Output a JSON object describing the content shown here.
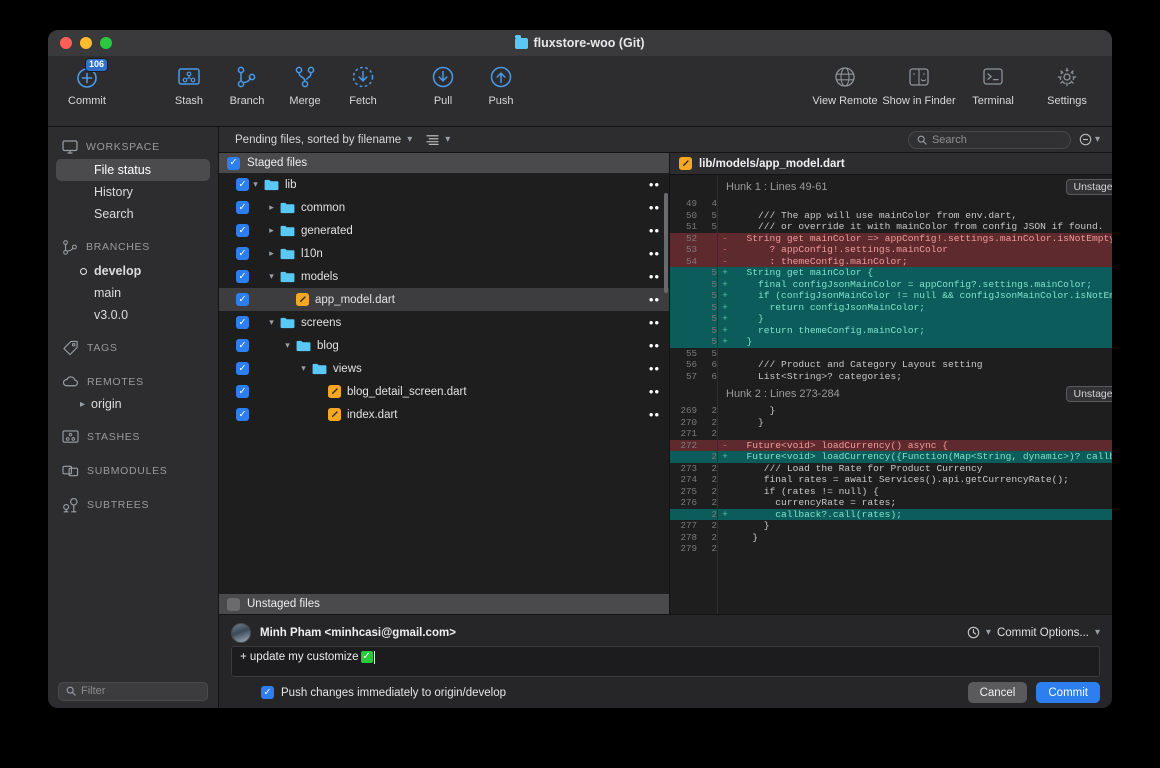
{
  "window": {
    "title": "fluxstore-woo (Git)",
    "title_icon": "folder-icon"
  },
  "toolbar": {
    "left": [
      {
        "label": "Commit",
        "icon": "commit-icon",
        "badge": "106"
      }
    ],
    "middle": [
      {
        "label": "Stash",
        "icon": "stash-icon"
      },
      {
        "label": "Branch",
        "icon": "branch-icon"
      },
      {
        "label": "Merge",
        "icon": "merge-icon"
      },
      {
        "label": "Fetch",
        "icon": "fetch-icon"
      }
    ],
    "pullpush": [
      {
        "label": "Pull",
        "icon": "pull-icon"
      },
      {
        "label": "Push",
        "icon": "push-icon"
      }
    ],
    "right": [
      {
        "label": "View Remote",
        "icon": "globe-icon"
      },
      {
        "label": "Show in Finder",
        "icon": "finder-icon"
      },
      {
        "label": "Terminal",
        "icon": "terminal-icon"
      },
      {
        "label": "Settings",
        "icon": "gear-icon"
      }
    ]
  },
  "sidebar": {
    "sections": [
      {
        "title": "WORKSPACE",
        "icon": "monitor-icon"
      },
      {
        "title": "BRANCHES",
        "icon": "branch-icon"
      },
      {
        "title": "TAGS",
        "icon": "tag-icon"
      },
      {
        "title": "REMOTES",
        "icon": "cloud-icon"
      },
      {
        "title": "STASHES",
        "icon": "stash-icon"
      },
      {
        "title": "SUBMODULES",
        "icon": "submodule-icon"
      },
      {
        "title": "SUBTREES",
        "icon": "subtree-icon"
      }
    ],
    "workspace_items": [
      {
        "label": "File status",
        "selected": true
      },
      {
        "label": "History",
        "selected": false
      },
      {
        "label": "Search",
        "selected": false
      }
    ],
    "branches": [
      {
        "label": "develop",
        "current": true
      },
      {
        "label": "main",
        "current": false
      },
      {
        "label": "v3.0.0",
        "current": false
      }
    ],
    "remotes": [
      {
        "label": "origin"
      }
    ],
    "filter_placeholder": "Filter"
  },
  "filesbar": {
    "sort_label": "Pending files, sorted by filename",
    "search_placeholder": "Search"
  },
  "filepane": {
    "staged_header": "Staged files",
    "unstaged_header": "Unstaged files",
    "rows": [
      {
        "name": "lib",
        "type": "folder",
        "indent": 0,
        "disclosure": "down",
        "checked": true,
        "selected": false
      },
      {
        "name": "common",
        "type": "folder",
        "indent": 1,
        "disclosure": "right",
        "checked": true,
        "selected": false
      },
      {
        "name": "generated",
        "type": "folder",
        "indent": 1,
        "disclosure": "right",
        "checked": true,
        "selected": false
      },
      {
        "name": "l10n",
        "type": "folder",
        "indent": 1,
        "disclosure": "right",
        "checked": true,
        "selected": false
      },
      {
        "name": "models",
        "type": "folder",
        "indent": 1,
        "disclosure": "down",
        "checked": true,
        "selected": false
      },
      {
        "name": "app_model.dart",
        "type": "file",
        "indent": 2,
        "disclosure": "none",
        "checked": true,
        "selected": true
      },
      {
        "name": "screens",
        "type": "folder",
        "indent": 1,
        "disclosure": "down",
        "checked": true,
        "selected": false
      },
      {
        "name": "blog",
        "type": "folder",
        "indent": 2,
        "disclosure": "down",
        "checked": true,
        "selected": false
      },
      {
        "name": "views",
        "type": "folder",
        "indent": 3,
        "disclosure": "down",
        "checked": true,
        "selected": false
      },
      {
        "name": "blog_detail_screen.dart",
        "type": "file",
        "indent": 4,
        "disclosure": "none",
        "checked": true,
        "selected": false
      },
      {
        "name": "index.dart",
        "type": "file",
        "indent": 4,
        "disclosure": "none",
        "checked": true,
        "selected": false
      }
    ],
    "row_menu_glyph": "••"
  },
  "diff": {
    "file_path": "lib/models/app_model.dart",
    "more_glyph": "•••",
    "hunks": [
      {
        "title": "Hunk 1 : Lines 49-61",
        "action": "Unstage hunk",
        "lines": [
          {
            "old": "49",
            "new": "4",
            "sign": "",
            "kind": "ctx",
            "code": ""
          },
          {
            "old": "50",
            "new": "5",
            "sign": "",
            "kind": "ctx",
            "code": "    /// The app will use mainColor from env.dart,"
          },
          {
            "old": "51",
            "new": "5",
            "sign": "",
            "kind": "ctx",
            "code": "    /// or override it with mainColor from config JSON if found."
          },
          {
            "old": "52",
            "new": "",
            "sign": "-",
            "kind": "del",
            "code": "  String get mainColor => appConfig!.settings.mainColor.isNotEmpty"
          },
          {
            "old": "53",
            "new": "",
            "sign": "-",
            "kind": "del",
            "code": "      ? appConfig!.settings.mainColor"
          },
          {
            "old": "54",
            "new": "",
            "sign": "-",
            "kind": "del",
            "code": "      : themeConfig.mainColor;"
          },
          {
            "old": "",
            "new": "5",
            "sign": "+",
            "kind": "add",
            "code": "  String get mainColor {"
          },
          {
            "old": "",
            "new": "5",
            "sign": "+",
            "kind": "add",
            "code": "    final configJsonMainColor = appConfig?.settings.mainColor;"
          },
          {
            "old": "",
            "new": "5",
            "sign": "+",
            "kind": "add",
            "code": "    if (configJsonMainColor != null && configJsonMainColor.isNotEmpty) {"
          },
          {
            "old": "",
            "new": "5",
            "sign": "+",
            "kind": "add",
            "code": "      return configJsonMainColor;"
          },
          {
            "old": "",
            "new": "5",
            "sign": "+",
            "kind": "add",
            "code": "    }"
          },
          {
            "old": "",
            "new": "5",
            "sign": "+",
            "kind": "add",
            "code": "    return themeConfig.mainColor;"
          },
          {
            "old": "",
            "new": "5",
            "sign": "+",
            "kind": "add",
            "code": "  }"
          },
          {
            "old": "55",
            "new": "5",
            "sign": "",
            "kind": "ctx",
            "code": ""
          },
          {
            "old": "56",
            "new": "6",
            "sign": "",
            "kind": "ctx",
            "code": "    /// Product and Category Layout setting"
          },
          {
            "old": "57",
            "new": "6",
            "sign": "",
            "kind": "ctx",
            "code": "    List<String>? categories;"
          }
        ]
      },
      {
        "title": "Hunk 2 : Lines 273-284",
        "action": "Unstage hunk",
        "lines": [
          {
            "old": "269",
            "new": "2",
            "sign": "",
            "kind": "ctx",
            "code": "      }"
          },
          {
            "old": "270",
            "new": "2",
            "sign": "",
            "kind": "ctx",
            "code": "    }"
          },
          {
            "old": "271",
            "new": "2",
            "sign": "",
            "kind": "ctx",
            "code": ""
          },
          {
            "old": "272",
            "new": "",
            "sign": "-",
            "kind": "del",
            "code": "  Future<void> loadCurrency() async {"
          },
          {
            "old": "",
            "new": "2",
            "sign": "+",
            "kind": "add",
            "code": "  Future<void> loadCurrency({Function(Map<String, dynamic>)? callback}) a"
          },
          {
            "old": "273",
            "new": "2",
            "sign": "",
            "kind": "ctx",
            "code": "     /// Load the Rate for Product Currency"
          },
          {
            "old": "274",
            "new": "2",
            "sign": "",
            "kind": "ctx",
            "code": "     final rates = await Services().api.getCurrencyRate();"
          },
          {
            "old": "275",
            "new": "2",
            "sign": "",
            "kind": "ctx",
            "code": "     if (rates != null) {"
          },
          {
            "old": "276",
            "new": "2",
            "sign": "",
            "kind": "ctx",
            "code": "       currencyRate = rates;"
          },
          {
            "old": "",
            "new": "2",
            "sign": "+",
            "kind": "add",
            "code": "       callback?.call(rates);"
          },
          {
            "old": "277",
            "new": "2",
            "sign": "",
            "kind": "ctx",
            "code": "     }"
          },
          {
            "old": "278",
            "new": "2",
            "sign": "",
            "kind": "ctx",
            "code": "   }"
          },
          {
            "old": "279",
            "new": "2",
            "sign": "",
            "kind": "ctx",
            "code": ""
          }
        ]
      }
    ]
  },
  "commit": {
    "author": "Minh Pham <minhcasi@gmail.com>",
    "history_icon": "clock-icon",
    "options_label": "Commit Options...",
    "message": "+ update my customize",
    "message_emoji": "✓",
    "push_label": "Push changes immediately to origin/develop",
    "push_checked": true,
    "cancel_label": "Cancel",
    "commit_label": "Commit"
  },
  "colors": {
    "accent": "#2d7ff0",
    "added": "#0d5c5c",
    "deleted": "#5f2a2e",
    "folder": "#5ac8f5",
    "modified": "#f5a623"
  }
}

--------------------------------------------------

Write down only the number of lines that contain the string "rates" in the listing.

[Task result]
4